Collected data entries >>
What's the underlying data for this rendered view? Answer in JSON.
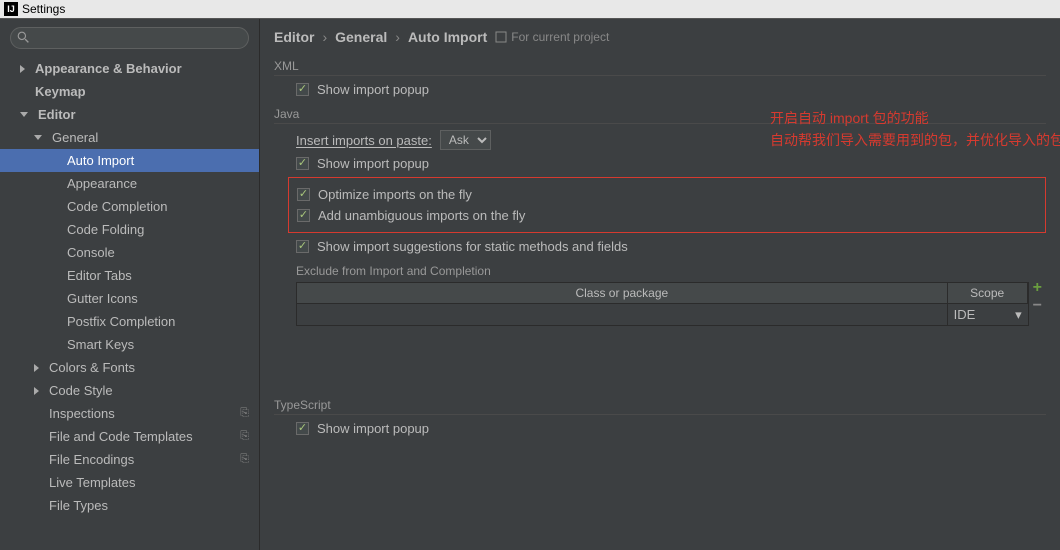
{
  "window": {
    "title": "Settings",
    "logo_text": "IJ"
  },
  "search": {
    "placeholder": ""
  },
  "sidebar": {
    "items": [
      {
        "label": "Appearance & Behavior",
        "level": 0,
        "arrow": "right",
        "bold": true
      },
      {
        "label": "Keymap",
        "level": 0,
        "arrow": null,
        "bold": true
      },
      {
        "label": "Editor",
        "level": 0,
        "arrow": "down",
        "bold": true
      },
      {
        "label": "General",
        "level": 1,
        "arrow": "down",
        "bold": false
      },
      {
        "label": "Auto Import",
        "level": 2,
        "arrow": null,
        "selected": true
      },
      {
        "label": "Appearance",
        "level": 2,
        "arrow": null
      },
      {
        "label": "Code Completion",
        "level": 2,
        "arrow": null
      },
      {
        "label": "Code Folding",
        "level": 2,
        "arrow": null
      },
      {
        "label": "Console",
        "level": 2,
        "arrow": null
      },
      {
        "label": "Editor Tabs",
        "level": 2,
        "arrow": null
      },
      {
        "label": "Gutter Icons",
        "level": 2,
        "arrow": null
      },
      {
        "label": "Postfix Completion",
        "level": 2,
        "arrow": null
      },
      {
        "label": "Smart Keys",
        "level": 2,
        "arrow": null
      },
      {
        "label": "Colors & Fonts",
        "level": 1,
        "arrow": "right"
      },
      {
        "label": "Code Style",
        "level": 1,
        "arrow": "right"
      },
      {
        "label": "Inspections",
        "level": 1,
        "arrow": null,
        "badge": "⎘"
      },
      {
        "label": "File and Code Templates",
        "level": 1,
        "arrow": null,
        "badge": "⎘"
      },
      {
        "label": "File Encodings",
        "level": 1,
        "arrow": null,
        "badge": "⎘"
      },
      {
        "label": "Live Templates",
        "level": 1,
        "arrow": null
      },
      {
        "label": "File Types",
        "level": 1,
        "arrow": null
      }
    ]
  },
  "breadcrumb": {
    "parts": [
      "Editor",
      "General",
      "Auto Import"
    ],
    "scope_label": "For current project"
  },
  "xml": {
    "section": "XML",
    "show_popup": "Show import popup"
  },
  "java": {
    "section": "Java",
    "insert_label": "Insert imports on paste:",
    "insert_value": "Ask",
    "show_popup": "Show import popup",
    "optimize": "Optimize imports on the fly",
    "unambiguous": "Add unambiguous imports on the fly",
    "suggestions": "Show import suggestions for static methods and fields",
    "exclude_label": "Exclude from Import and Completion",
    "col_class": "Class or package",
    "col_scope": "Scope",
    "scope_value": "IDE"
  },
  "typescript": {
    "section": "TypeScript",
    "show_popup": "Show import popup"
  },
  "annotation": {
    "line1": "开启自动 import 包的功能",
    "line2": "自动帮我们导入需要用到的包，并优化导入的包，比如自动去掉一些没有用到的包"
  }
}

PROBLEM TO WORK ON >> Only a number is wanted here: how many lines in the data above include the string "Show"?

EXERCISE OUTPUT >> 4